= Task to complete =
Identify all lines in the listing that include the word "this", and copy them out.

= Materials provided =
^^^^^^^^^^^^^^^^

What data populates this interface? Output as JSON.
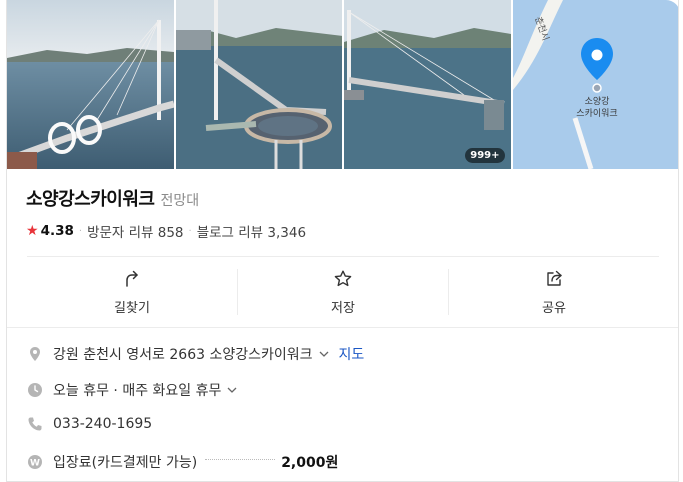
{
  "photos": {
    "more_count": "999+",
    "map_pin_label": "소양강\n스카이워크",
    "map_road_label": "춘천시"
  },
  "place": {
    "name": "소양강스카이워크",
    "category": "전망대"
  },
  "rating": {
    "score": "4.38",
    "visitor_reviews": "방문자 리뷰 858",
    "blog_reviews": "블로그 리뷰 3,346"
  },
  "actions": [
    {
      "label": "길찾기",
      "icon": "directions-icon"
    },
    {
      "label": "저장",
      "icon": "star-outline-icon"
    },
    {
      "label": "공유",
      "icon": "share-icon"
    }
  ],
  "info": {
    "address": "강원 춘천시 영서로 2663 소양강스카이워크",
    "map_link": "지도",
    "hours": "오늘 휴무 · 매주 화요일 휴무",
    "phone": "033-240-1695",
    "fee_label": "입장료(카드결제만 가능)",
    "fee_price": "2,000원"
  },
  "colors": {
    "accent_star": "#e8343a",
    "link": "#1a56c4",
    "map_water": "#a9cbeb",
    "pin": "#1a8cf0"
  }
}
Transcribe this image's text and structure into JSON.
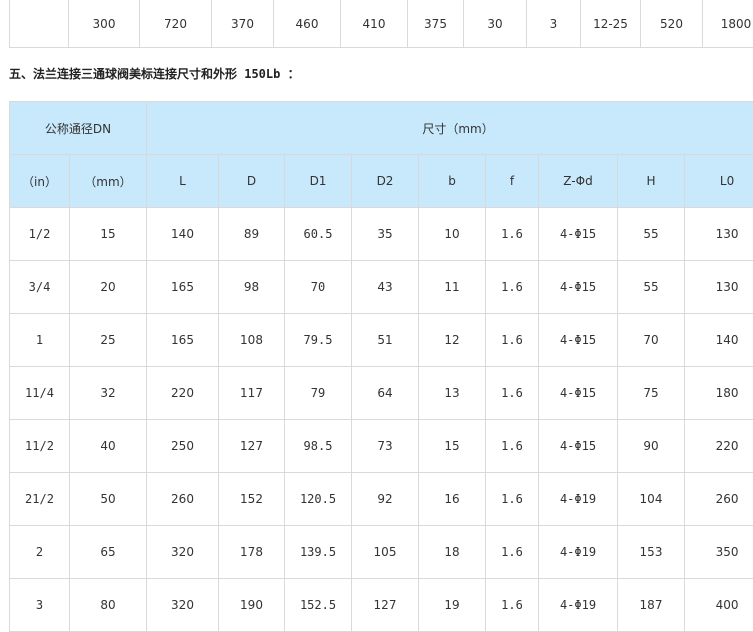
{
  "top_row": [
    "",
    "300",
    "720",
    "370",
    "460",
    "410",
    "375",
    "30",
    "3",
    "12-25",
    "520",
    "1800"
  ],
  "section_title": "五、法兰连接三通球阀美标连接尺寸和外形 150Lb ：",
  "header": {
    "nominal": "公称通径DN",
    "dimensions": "尺寸（mm）",
    "columns": [
      "（in）",
      "（mm）",
      "L",
      "D",
      "D1",
      "D2",
      "b",
      "f",
      "Z-Φd",
      "H",
      "L0"
    ]
  },
  "rows": [
    [
      "1/2",
      "15",
      "140",
      "89",
      "60.5",
      "35",
      "10",
      "1.6",
      "4-Φ15",
      "55",
      "130"
    ],
    [
      "3/4",
      "20",
      "165",
      "98",
      "70",
      "43",
      "11",
      "1.6",
      "4-Φ15",
      "55",
      "130"
    ],
    [
      "1",
      "25",
      "165",
      "108",
      "79.5",
      "51",
      "12",
      "1.6",
      "4-Φ15",
      "70",
      "140"
    ],
    [
      "11/4",
      "32",
      "220",
      "117",
      "79",
      "64",
      "13",
      "1.6",
      "4-Φ15",
      "75",
      "180"
    ],
    [
      "11/2",
      "40",
      "250",
      "127",
      "98.5",
      "73",
      "15",
      "1.6",
      "4-Φ15",
      "90",
      "220"
    ],
    [
      "21/2",
      "50",
      "260",
      "152",
      "120.5",
      "92",
      "16",
      "1.6",
      "4-Φ19",
      "104",
      "260"
    ],
    [
      "2",
      "65",
      "320",
      "178",
      "139.5",
      "105",
      "18",
      "1.6",
      "4-Φ19",
      "153",
      "350"
    ],
    [
      "3",
      "80",
      "320",
      "190",
      "152.5",
      "127",
      "19",
      "1.6",
      "4-Φ19",
      "187",
      "400"
    ]
  ]
}
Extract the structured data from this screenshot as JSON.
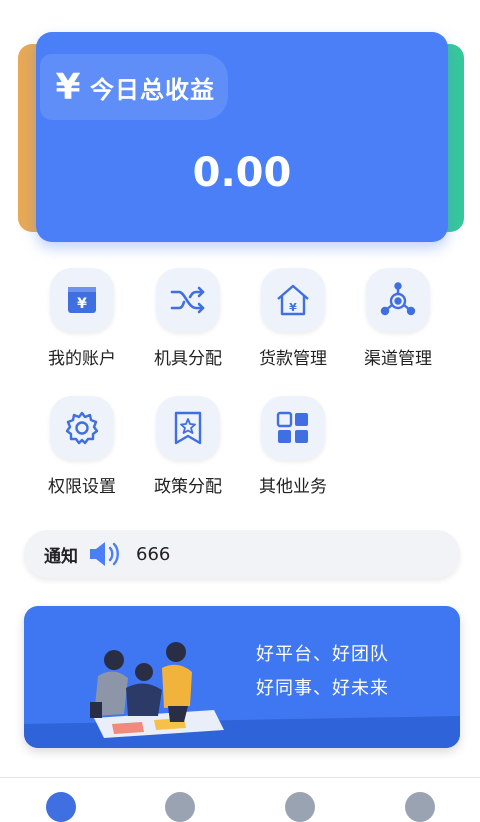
{
  "earnings": {
    "title": "今日总收益",
    "currency_symbol": "¥",
    "value": "0.00",
    "color": "#4A7FF7",
    "side_colors": [
      "#E7A954",
      "#38C79A"
    ]
  },
  "menu": {
    "items": [
      {
        "label": "我的账户",
        "icon": "wallet-icon"
      },
      {
        "label": "机具分配",
        "icon": "shuffle-icon"
      },
      {
        "label": "货款管理",
        "icon": "house-yen-icon"
      },
      {
        "label": "渠道管理",
        "icon": "channel-network-icon"
      },
      {
        "label": "权限设置",
        "icon": "gear-icon"
      },
      {
        "label": "政策分配",
        "icon": "bookmark-star-icon"
      },
      {
        "label": "其他业务",
        "icon": "grid-icon"
      }
    ]
  },
  "notice": {
    "label": "通知",
    "icon": "speaker-icon",
    "text": "666"
  },
  "banner": {
    "line1": "好平台、好团队",
    "line2": "好同事、好未来",
    "illustration": "team-illustration"
  },
  "bottom_nav": {
    "items": [
      {
        "icon": "home-icon",
        "active": true
      },
      {
        "icon": "nav-icon-2",
        "active": false
      },
      {
        "icon": "nav-icon-3",
        "active": false
      },
      {
        "icon": "profile-icon",
        "active": false
      }
    ]
  },
  "colors": {
    "accent": "#4A7FF7",
    "icon_blue": "#3F6FE0"
  }
}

^^^^^^^^^^^^^^^^

= Expected answer =
What data populates this interface? Output as JSON.
Transcribe this image's text and structure into JSON.
Extract the structured data from this screenshot as JSON.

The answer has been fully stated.